Among the lines listed below, count those that include the string "公安出入境管理部门", and state only the count.

···

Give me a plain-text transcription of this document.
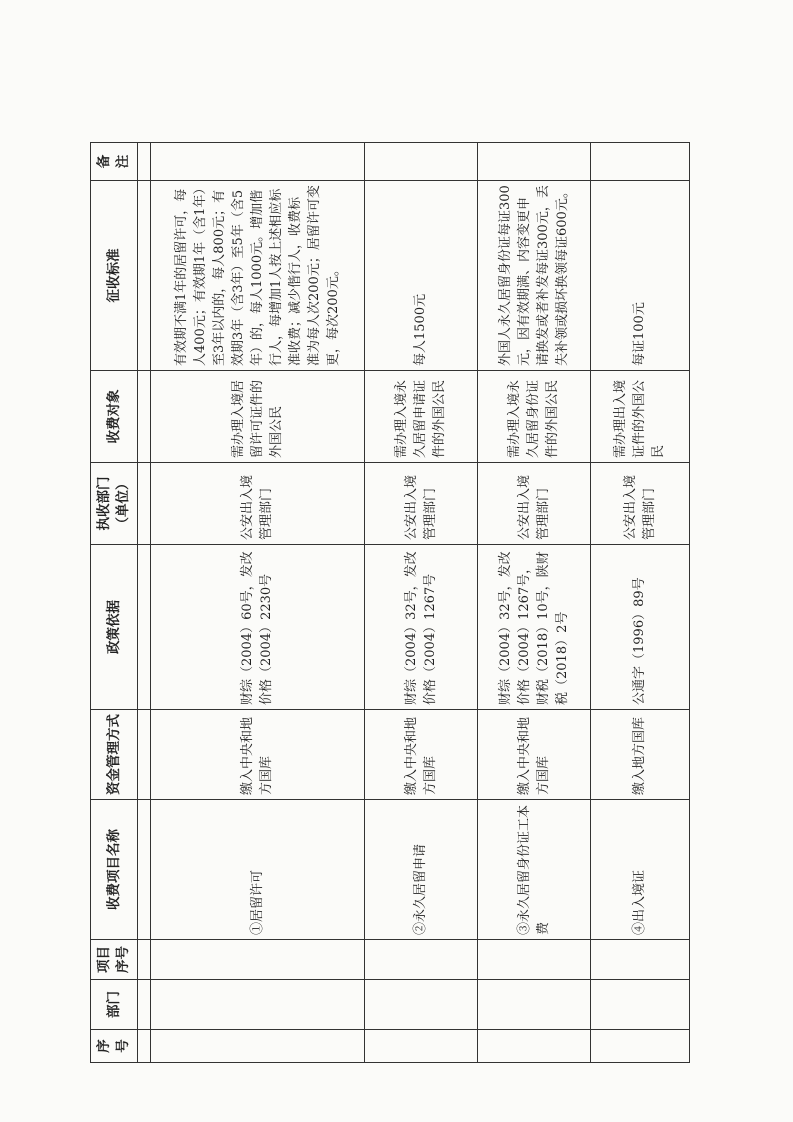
序号	部门	项目序号	收费项目名称	资金管理方式	政策依据	执收部门（单位）	收费对象	征收标准	备 注

			①居留许可	缴入中央和地方国库	财综（2004）60号，发改价格（2004）2230号	公安出入境管理部门	需办理入境居留许可证件的外国公民	有效期不满1年的居留许可，每人400元；有效期1年（含1年）至3年以内的，每人800元；有效期3年（含3年）至5年（含5年）的，每人1000元。增加偕行人，每增加1人按上述相应标准收费；减少偕行人，收费标准为每人次200元；居留许可变更，每次200元。	
			②永久居留申请	缴入中央和地方国库	财综（2004）32号，发改价格（2004）1267号	公安出入境管理部门	需办理入境永久居留申请证件的外国公民	每人1500元	
			③永久居留身份证工本费	缴入中央和地方国库	财综（2004）32号，发改价格（2004）1267号，财税（2018）10号，陕财税（2018）2号	公安出入境管理部门	需办理入境永久居留身份证件的外国公民	外国人永久居留身份证每证300元，因有效期满、内容变更申请换发或者补发每证300元，丢失补领或损坏换领每证600元。	
			④出入境证	缴入地方国库	公通字（1996）89号	公安出入境管理部门	需办理出入境证件的外国公民	每证100元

···

§ Result: 4